*Exercise description:* Reproduce every record below exactly as it appears.
--- Data for this task ---
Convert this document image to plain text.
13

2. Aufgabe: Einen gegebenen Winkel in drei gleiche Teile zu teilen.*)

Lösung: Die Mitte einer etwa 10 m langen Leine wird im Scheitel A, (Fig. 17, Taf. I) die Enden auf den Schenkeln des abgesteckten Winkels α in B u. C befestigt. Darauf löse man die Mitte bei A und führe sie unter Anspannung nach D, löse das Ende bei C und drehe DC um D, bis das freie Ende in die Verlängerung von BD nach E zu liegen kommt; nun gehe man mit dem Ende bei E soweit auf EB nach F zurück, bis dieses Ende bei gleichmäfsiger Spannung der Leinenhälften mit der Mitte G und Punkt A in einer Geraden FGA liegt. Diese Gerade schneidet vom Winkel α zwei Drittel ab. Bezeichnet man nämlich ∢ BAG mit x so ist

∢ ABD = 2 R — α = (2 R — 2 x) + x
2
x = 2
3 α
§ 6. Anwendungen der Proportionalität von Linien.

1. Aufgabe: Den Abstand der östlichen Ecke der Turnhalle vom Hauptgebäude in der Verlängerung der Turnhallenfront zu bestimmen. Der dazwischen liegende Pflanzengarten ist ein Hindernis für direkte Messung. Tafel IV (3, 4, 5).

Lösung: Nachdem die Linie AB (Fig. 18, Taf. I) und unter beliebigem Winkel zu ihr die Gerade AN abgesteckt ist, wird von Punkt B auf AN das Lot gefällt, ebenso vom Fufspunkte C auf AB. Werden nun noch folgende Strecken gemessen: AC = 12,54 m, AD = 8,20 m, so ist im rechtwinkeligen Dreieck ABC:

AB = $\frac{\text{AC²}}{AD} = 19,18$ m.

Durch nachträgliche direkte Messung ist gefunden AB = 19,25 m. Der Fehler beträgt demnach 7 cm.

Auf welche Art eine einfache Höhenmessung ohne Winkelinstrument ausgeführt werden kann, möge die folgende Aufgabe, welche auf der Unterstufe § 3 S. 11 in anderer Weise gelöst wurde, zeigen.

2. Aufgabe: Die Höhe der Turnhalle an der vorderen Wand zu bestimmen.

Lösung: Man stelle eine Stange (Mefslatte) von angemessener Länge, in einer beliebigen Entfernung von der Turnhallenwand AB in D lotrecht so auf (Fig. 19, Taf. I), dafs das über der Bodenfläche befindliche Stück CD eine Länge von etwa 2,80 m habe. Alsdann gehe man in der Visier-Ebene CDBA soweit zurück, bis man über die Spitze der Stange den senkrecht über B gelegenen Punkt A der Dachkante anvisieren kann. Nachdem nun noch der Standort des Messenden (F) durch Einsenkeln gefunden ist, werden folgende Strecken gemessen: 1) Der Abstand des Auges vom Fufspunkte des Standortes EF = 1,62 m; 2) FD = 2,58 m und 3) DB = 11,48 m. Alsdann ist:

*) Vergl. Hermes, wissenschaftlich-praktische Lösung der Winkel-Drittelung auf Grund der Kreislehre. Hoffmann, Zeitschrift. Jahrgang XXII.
---
*Problem solution:*
Convert this document image to plain text.
13

2. Aufgabe: Einen gegebenen Winkel in drei gleiche Teile zu teilen.*)

Lösung: Die Mitte einer etwa 10 m langen Leine wird im Scheitel A, (Fig. 17, Taf. I) die Enden auf den Schenkeln des abgesteckten Winkels α in B u. C befestigt. Darauf löse man die Mitte bei A und führe sie unter Anspannung nach D, löse das Ende bei C und drehe DC um D, bis das freie Ende in die Verlängerung von BD nach E zu liegen kommt; nun gehe man mit dem Ende bei E soweit auf EB nach F zurück, bis dieses Ende bei gleichmäfsiger Spannung der Leinenhälften mit der Mitte G und Punkt A in einer Geraden FGA liegt. Diese Gerade schneidet vom Winkel α zwei Drittel ab. Bezeichnet man nämlich ∢ BAG mit x so ist

∢ ABD = 2 R — α = (2 R — 2 x) + x
2
x = 2
3 α
§ 6. Anwendungen der Proportionalität von Linien.

1. Aufgabe: Den Abstand der östlichen Ecke der Turnhalle vom Hauptgebäude in der Verlängerung der Turnhallenfront zu bestimmen. Der dazwischen liegende Pflanzengarten ist ein Hindernis für direkte Messung. Tafel IV (3, 4, 5).

Lösung: Nachdem die Linie AB (Fig. 18, Taf. I) und unter beliebigem Winkel zu ihr die Gerade AN abgesteckt ist, wird von Punkt B auf AN das Lot gefällt, ebenso vom Fufspunkte C auf AB. Werden nun noch folgende Strecken gemessen: AC = 12,54 m, AD = 8,20 m, so ist im rechtwinkeligen Dreieck ABC:

AB = $\frac{\text{AC²}}{AD} = 19,18$ m.

Durch nachträgliche direkte Messung ist gefunden AB = 19,25 m. Der Fehler beträgt demnach 7 cm.

Auf welche Art eine einfache Höhenmessung ohne Winkelinstrument ausgeführt werden kann, möge die folgende Aufgabe, welche auf der Unterstufe § 3 S. 11 in anderer Weise gelöst wurde, zeigen.

2. Aufgabe: Die Höhe der Turnhalle an der vorderen Wand zu bestimmen.

Lösung: Man stelle eine Stange (Mefslatte) von angemessener Länge, in einer beliebigen Entfernung von der Turnhallenwand AB in D lotrecht so auf (Fig. 19, Taf. I), dafs das über der Bodenfläche befindliche Stück CD eine Länge von etwa 2,80 m habe. Alsdann gehe man in der Visier-Ebene CDBA soweit zurück, bis man über die Spitze der Stange den senkrecht über B gelegenen Punkt A der Dachkante anvisieren kann. Nachdem nun noch der Standort des Messenden (F) durch Einsenkeln gefunden ist, werden folgende Strecken gemessen: 1) Der Abstand des Auges vom Fufspunkte des Standortes EF = 1,62 m; 2) FD = 2,58 m und 3) DB = 11,48 m. Alsdann ist:

*) Vergl. Hermes, wissenschaftlich-praktische Lösung der Winkel-Drittelung auf Grund der Kreislehre. Hoffmann, Zeitschrift. Jahrgang XXII.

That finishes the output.